Task description -
The lines below that include "Shotgun" are to be found and copied.

········

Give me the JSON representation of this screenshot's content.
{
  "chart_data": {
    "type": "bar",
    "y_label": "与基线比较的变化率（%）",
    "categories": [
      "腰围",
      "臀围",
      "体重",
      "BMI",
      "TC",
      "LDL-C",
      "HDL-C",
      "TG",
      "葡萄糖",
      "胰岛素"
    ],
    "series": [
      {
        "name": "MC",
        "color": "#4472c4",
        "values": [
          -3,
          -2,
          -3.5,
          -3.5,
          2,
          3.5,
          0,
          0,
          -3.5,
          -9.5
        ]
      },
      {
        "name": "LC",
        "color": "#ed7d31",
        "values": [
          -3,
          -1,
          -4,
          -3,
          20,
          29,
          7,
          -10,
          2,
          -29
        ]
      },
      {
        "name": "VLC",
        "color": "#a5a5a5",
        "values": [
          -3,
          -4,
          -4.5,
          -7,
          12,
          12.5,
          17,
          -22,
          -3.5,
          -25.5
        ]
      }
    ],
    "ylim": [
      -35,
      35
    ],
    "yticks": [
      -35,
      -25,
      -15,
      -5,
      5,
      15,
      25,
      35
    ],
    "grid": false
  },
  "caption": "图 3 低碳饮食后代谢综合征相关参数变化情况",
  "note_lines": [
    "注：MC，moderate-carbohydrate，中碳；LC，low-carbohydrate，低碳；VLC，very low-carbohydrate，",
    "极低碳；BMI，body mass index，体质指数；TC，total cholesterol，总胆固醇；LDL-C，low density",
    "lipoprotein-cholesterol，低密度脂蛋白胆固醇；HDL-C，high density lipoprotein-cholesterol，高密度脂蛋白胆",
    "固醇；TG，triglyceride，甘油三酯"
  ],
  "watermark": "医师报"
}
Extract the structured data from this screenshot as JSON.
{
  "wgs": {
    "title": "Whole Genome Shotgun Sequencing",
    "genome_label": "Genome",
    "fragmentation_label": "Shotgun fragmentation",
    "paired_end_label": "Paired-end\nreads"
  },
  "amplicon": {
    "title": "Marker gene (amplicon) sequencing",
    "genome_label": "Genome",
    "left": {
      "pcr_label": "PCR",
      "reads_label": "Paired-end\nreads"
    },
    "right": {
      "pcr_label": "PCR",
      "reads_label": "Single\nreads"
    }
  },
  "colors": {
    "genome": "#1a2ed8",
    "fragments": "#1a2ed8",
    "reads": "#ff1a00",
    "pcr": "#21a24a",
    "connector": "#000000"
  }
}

········

Result of this exercise -
    "title": "Whole Genome Shotgun Sequencing",
    "fragmentation_label": "Shotgun fragmentation",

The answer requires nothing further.